• _DO THIS_: Return all lines in the material below that contain "JSON".

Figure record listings
**********

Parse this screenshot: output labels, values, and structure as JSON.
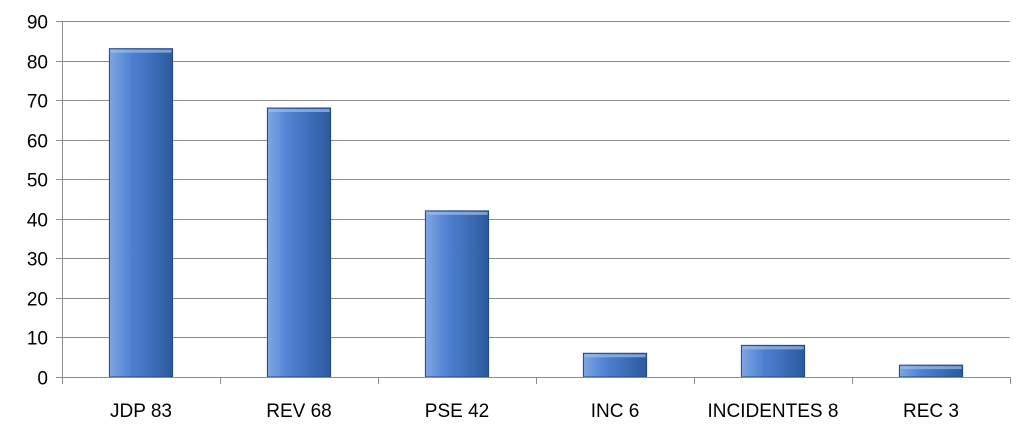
{
  "chart_data": {
    "type": "bar",
    "categories": [
      "JDP 83",
      "REV 68",
      "PSE 42",
      "INC 6",
      "INCIDENTES 8",
      "REC 3"
    ],
    "values": [
      83,
      68,
      42,
      6,
      8,
      3
    ],
    "title": "",
    "xlabel": "",
    "ylabel": "",
    "ylim": [
      0,
      90
    ],
    "yticks": [
      0,
      10,
      20,
      30,
      40,
      50,
      60,
      70,
      80,
      90
    ],
    "grid": true,
    "legend": "none",
    "colors": {
      "bar_light": "#7FA6E4",
      "bar_mid": "#4F81D1",
      "bar_dark": "#2C5A9E",
      "bar_outline": "#23487E",
      "gridline": "#8C8C8C",
      "axis": "#8C8C8C"
    }
  }
}
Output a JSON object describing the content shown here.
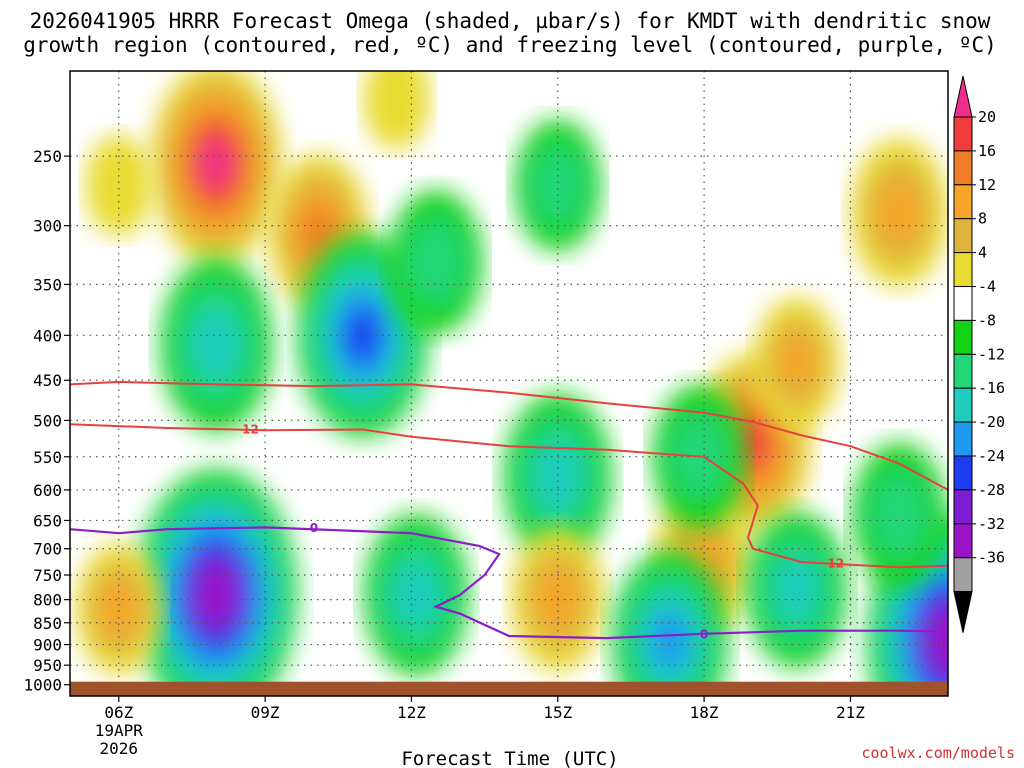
{
  "chart_data": {
    "type": "heatmap",
    "title_line1": "2026041905 HRRR Forecast Omega (shaded, µbar/s) for KMDT with dendritic snow",
    "title_line2": "growth region (contoured, red, ºC) and freezing level (contoured, purple, ºC)",
    "xlabel": "Forecast Time (UTC)",
    "x_ticks": [
      {
        "label": "06Z",
        "hour": 6,
        "date_line1": "19APR",
        "date_line2": "2026"
      },
      {
        "label": "09Z",
        "hour": 9
      },
      {
        "label": "12Z",
        "hour": 12
      },
      {
        "label": "15Z",
        "hour": 15
      },
      {
        "label": "18Z",
        "hour": 18
      },
      {
        "label": "21Z",
        "hour": 21
      }
    ],
    "xlim_hours": [
      5.0,
      23.0
    ],
    "y_ticks": [
      "250",
      "300",
      "350",
      "400",
      "450",
      "500",
      "550",
      "600",
      "650",
      "700",
      "750",
      "800",
      "850",
      "900",
      "950",
      "1000"
    ],
    "ylim_mb": [
      200,
      1030
    ],
    "y_scale": "log-pressure",
    "colorbar": {
      "levels": [
        "20",
        "16",
        "12",
        "8",
        "4",
        "-4",
        "-8",
        "-12",
        "-16",
        "-20",
        "-24",
        "-28",
        "-32",
        "-36"
      ],
      "colors": [
        "#f02d8c",
        "#f23c3c",
        "#f07d28",
        "#f5a528",
        "#e0b43c",
        "#e8dc32",
        "#ffffff",
        "#13d213",
        "#23d778",
        "#1ecdbe",
        "#1e9bf0",
        "#1e3cf0",
        "#7d1ed2",
        "#9b14c8",
        "#a0a0a0",
        "#000000"
      ]
    },
    "omega_blobs": [
      {
        "t": 8.0,
        "p": 255,
        "value": 22
      },
      {
        "t": 10.1,
        "p": 305,
        "value": 14
      },
      {
        "t": 6.0,
        "p": 270,
        "value": 5
      },
      {
        "t": 11.7,
        "p": 215,
        "value": 5
      },
      {
        "t": 15.0,
        "p": 270,
        "value": -10
      },
      {
        "t": 8.0,
        "p": 410,
        "value": -17
      },
      {
        "t": 11.0,
        "p": 400,
        "value": -22
      },
      {
        "t": 12.5,
        "p": 330,
        "value": -12
      },
      {
        "t": 15.0,
        "p": 580,
        "value": -16
      },
      {
        "t": 8.0,
        "p": 790,
        "value": -30
      },
      {
        "t": 12.1,
        "p": 790,
        "value": -15
      },
      {
        "t": 15.0,
        "p": 800,
        "value": 12
      },
      {
        "t": 18.0,
        "p": 720,
        "value": 13
      },
      {
        "t": 19.0,
        "p": 530,
        "value": 18
      },
      {
        "t": 19.9,
        "p": 430,
        "value": 10
      },
      {
        "t": 17.9,
        "p": 550,
        "value": -12
      },
      {
        "t": 17.3,
        "p": 890,
        "value": -18
      },
      {
        "t": 19.9,
        "p": 780,
        "value": -14
      },
      {
        "t": 23.0,
        "p": 890,
        "value": -30
      },
      {
        "t": 22.0,
        "p": 640,
        "value": -12
      },
      {
        "t": 22.0,
        "p": 290,
        "value": 13
      },
      {
        "t": 6.0,
        "p": 820,
        "value": 10
      }
    ],
    "isotherm_-12C": {
      "color": "#e84040",
      "label": "12",
      "upper": [
        [
          5.0,
          455
        ],
        [
          6.0,
          452
        ],
        [
          8.0,
          455
        ],
        [
          10.0,
          457
        ],
        [
          12.0,
          455
        ],
        [
          14.0,
          465
        ],
        [
          16.0,
          478
        ],
        [
          18.0,
          490
        ],
        [
          19.0,
          502
        ],
        [
          20.0,
          520
        ],
        [
          21.0,
          535
        ],
        [
          22.0,
          560
        ],
        [
          23.0,
          600
        ]
      ],
      "lower": [
        [
          5.0,
          505
        ],
        [
          7.0,
          510
        ],
        [
          9.0,
          513
        ],
        [
          11.0,
          512
        ],
        [
          12.0,
          522
        ],
        [
          14.0,
          535
        ],
        [
          16.0,
          540
        ],
        [
          18.0,
          550
        ],
        [
          18.8,
          590
        ],
        [
          19.1,
          625
        ],
        [
          18.9,
          680
        ],
        [
          19.0,
          700
        ],
        [
          20.0,
          725
        ],
        [
          21.0,
          730
        ],
        [
          22.0,
          735
        ],
        [
          23.0,
          732
        ]
      ]
    },
    "freezing_level_0C": {
      "color": "#8a1ec8",
      "label": "0",
      "points": [
        [
          5.0,
          665
        ],
        [
          6.0,
          672
        ],
        [
          7.0,
          665
        ],
        [
          9.0,
          662
        ],
        [
          12.0,
          672
        ],
        [
          13.4,
          695
        ],
        [
          13.8,
          710
        ],
        [
          13.5,
          750
        ],
        [
          13.0,
          790
        ],
        [
          12.5,
          815
        ],
        [
          13.0,
          830
        ],
        [
          14.0,
          880
        ],
        [
          16.0,
          885
        ],
        [
          18.0,
          875
        ],
        [
          20.0,
          868
        ],
        [
          22.0,
          868
        ],
        [
          23.0,
          870
        ]
      ]
    },
    "ground": {
      "p_top": 1000,
      "color": "#a0522d"
    }
  },
  "credit": "coolwx.com/models"
}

**********

• _RESPONSE FOR THIS EXERCISE_:
Parse this screenshot: output labels, values, and structure as JSON.
Output a JSON object describing the content shown here.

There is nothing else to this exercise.